▸ Exercise: Each line that follows should be printed again exactly as it stands.

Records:

## Begin

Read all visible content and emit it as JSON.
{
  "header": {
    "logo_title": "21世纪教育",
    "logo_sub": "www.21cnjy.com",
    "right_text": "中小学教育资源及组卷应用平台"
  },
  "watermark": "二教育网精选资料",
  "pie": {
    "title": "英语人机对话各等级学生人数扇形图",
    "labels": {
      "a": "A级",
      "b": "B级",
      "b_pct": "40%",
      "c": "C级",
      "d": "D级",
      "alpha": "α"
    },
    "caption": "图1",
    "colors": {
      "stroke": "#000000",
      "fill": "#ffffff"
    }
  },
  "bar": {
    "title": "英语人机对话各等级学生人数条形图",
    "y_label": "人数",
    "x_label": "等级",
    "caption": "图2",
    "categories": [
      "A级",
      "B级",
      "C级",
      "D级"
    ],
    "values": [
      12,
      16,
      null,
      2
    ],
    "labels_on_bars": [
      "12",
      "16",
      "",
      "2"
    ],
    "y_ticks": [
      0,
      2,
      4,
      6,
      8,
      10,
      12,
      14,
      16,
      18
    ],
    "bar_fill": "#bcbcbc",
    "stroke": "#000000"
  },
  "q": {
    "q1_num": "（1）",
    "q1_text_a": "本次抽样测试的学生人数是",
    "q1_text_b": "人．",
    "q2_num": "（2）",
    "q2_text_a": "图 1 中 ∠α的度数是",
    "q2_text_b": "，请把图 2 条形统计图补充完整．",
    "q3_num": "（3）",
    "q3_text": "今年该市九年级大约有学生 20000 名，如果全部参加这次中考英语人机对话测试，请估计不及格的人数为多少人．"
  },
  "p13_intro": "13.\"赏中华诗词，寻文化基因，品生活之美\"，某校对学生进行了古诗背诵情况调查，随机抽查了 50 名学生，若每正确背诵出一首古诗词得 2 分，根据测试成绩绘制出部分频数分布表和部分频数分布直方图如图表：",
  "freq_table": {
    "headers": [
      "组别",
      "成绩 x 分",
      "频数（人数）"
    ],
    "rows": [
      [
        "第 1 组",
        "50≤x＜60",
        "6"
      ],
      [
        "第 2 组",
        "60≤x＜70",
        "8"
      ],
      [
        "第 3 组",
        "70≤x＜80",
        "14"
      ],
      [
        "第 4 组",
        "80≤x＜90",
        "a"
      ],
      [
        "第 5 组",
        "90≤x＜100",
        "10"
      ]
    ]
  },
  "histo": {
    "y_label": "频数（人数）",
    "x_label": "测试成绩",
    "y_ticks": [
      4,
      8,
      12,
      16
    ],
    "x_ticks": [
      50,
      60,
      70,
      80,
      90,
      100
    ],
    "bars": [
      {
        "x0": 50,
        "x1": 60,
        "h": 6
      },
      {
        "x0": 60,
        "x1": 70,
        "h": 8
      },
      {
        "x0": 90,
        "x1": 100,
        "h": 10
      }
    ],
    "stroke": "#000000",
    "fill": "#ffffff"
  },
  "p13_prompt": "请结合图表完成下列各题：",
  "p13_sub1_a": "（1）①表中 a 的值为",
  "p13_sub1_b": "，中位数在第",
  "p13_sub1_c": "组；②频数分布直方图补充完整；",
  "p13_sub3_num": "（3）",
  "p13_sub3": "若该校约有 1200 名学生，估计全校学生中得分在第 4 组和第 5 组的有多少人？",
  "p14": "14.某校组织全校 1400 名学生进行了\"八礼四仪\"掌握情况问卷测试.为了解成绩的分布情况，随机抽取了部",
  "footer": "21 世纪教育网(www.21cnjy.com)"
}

## End

▸ Task solution:
Read all visible content and emit it as JSON.
{
  "header": {
    "logo_title": "21世纪教育",
    "logo_sub": "www.21cnjy.com",
    "right_text": "中小学教育资源及组卷应用平台"
  },
  "watermark": "二教育网精选资料",
  "pie": {
    "title": "英语人机对话各等级学生人数扇形图",
    "labels": {
      "a": "A级",
      "b": "B级",
      "b_pct": "40%",
      "c": "C级",
      "d": "D级",
      "alpha": "α"
    },
    "caption": "图1",
    "colors": {
      "stroke": "#000000",
      "fill": "#ffffff"
    }
  },
  "bar": {
    "title": "英语人机对话各等级学生人数条形图",
    "y_label": "人数",
    "x_label": "等级",
    "caption": "图2",
    "categories": [
      "A级",
      "B级",
      "C级",
      "D级"
    ],
    "values": [
      12,
      16,
      null,
      2
    ],
    "labels_on_bars": [
      "12",
      "16",
      "",
      "2"
    ],
    "y_ticks": [
      0,
      2,
      4,
      6,
      8,
      10,
      12,
      14,
      16,
      18
    ],
    "bar_fill": "#bcbcbc",
    "stroke": "#000000"
  },
  "q": {
    "q1_num": "（1）",
    "q1_text_a": "本次抽样测试的学生人数是",
    "q1_text_b": "人．",
    "q2_num": "（2）",
    "q2_text_a": "图 1 中 ∠α的度数是",
    "q2_text_b": "，请把图 2 条形统计图补充完整．",
    "q3_num": "（3）",
    "q3_text": "今年该市九年级大约有学生 20000 名，如果全部参加这次中考英语人机对话测试，请估计不及格的人数为多少人．"
  },
  "p13_intro": "13.\"赏中华诗词，寻文化基因，品生活之美\"，某校对学生进行了古诗背诵情况调查，随机抽查了 50 名学生，若每正确背诵出一首古诗词得 2 分，根据测试成绩绘制出部分频数分布表和部分频数分布直方图如图表：",
  "freq_table": {
    "headers": [
      "组别",
      "成绩 x 分",
      "频数（人数）"
    ],
    "rows": [
      [
        "第 1 组",
        "50≤x＜60",
        "6"
      ],
      [
        "第 2 组",
        "60≤x＜70",
        "8"
      ],
      [
        "第 3 组",
        "70≤x＜80",
        "14"
      ],
      [
        "第 4 组",
        "80≤x＜90",
        "a"
      ],
      [
        "第 5 组",
        "90≤x＜100",
        "10"
      ]
    ]
  },
  "histo": {
    "y_label": "频数（人数）",
    "x_label": "测试成绩",
    "y_ticks": [
      4,
      8,
      12,
      16
    ],
    "x_ticks": [
      50,
      60,
      70,
      80,
      90,
      100
    ],
    "bars": [
      {
        "x0": 50,
        "x1": 60,
        "h": 6
      },
      {
        "x0": 60,
        "x1": 70,
        "h": 8
      },
      {
        "x0": 90,
        "x1": 100,
        "h": 10
      }
    ],
    "stroke": "#000000",
    "fill": "#ffffff"
  },
  "p13_prompt": "请结合图表完成下列各题：",
  "p13_sub1_a": "（1）①表中 a 的值为",
  "p13_sub1_b": "，中位数在第",
  "p13_sub1_c": "组；②频数分布直方图补充完整；",
  "p13_sub3_num": "（3）",
  "p13_sub3": "若该校约有 1200 名学生，估计全校学生中得分在第 4 组和第 5 组的有多少人？",
  "p14": "14.某校组织全校 1400 名学生进行了\"八礼四仪\"掌握情况问卷测试.为了解成绩的分布情况，随机抽取了部",
  "footer": "21 世纪教育网(www.21cnjy.com)"
}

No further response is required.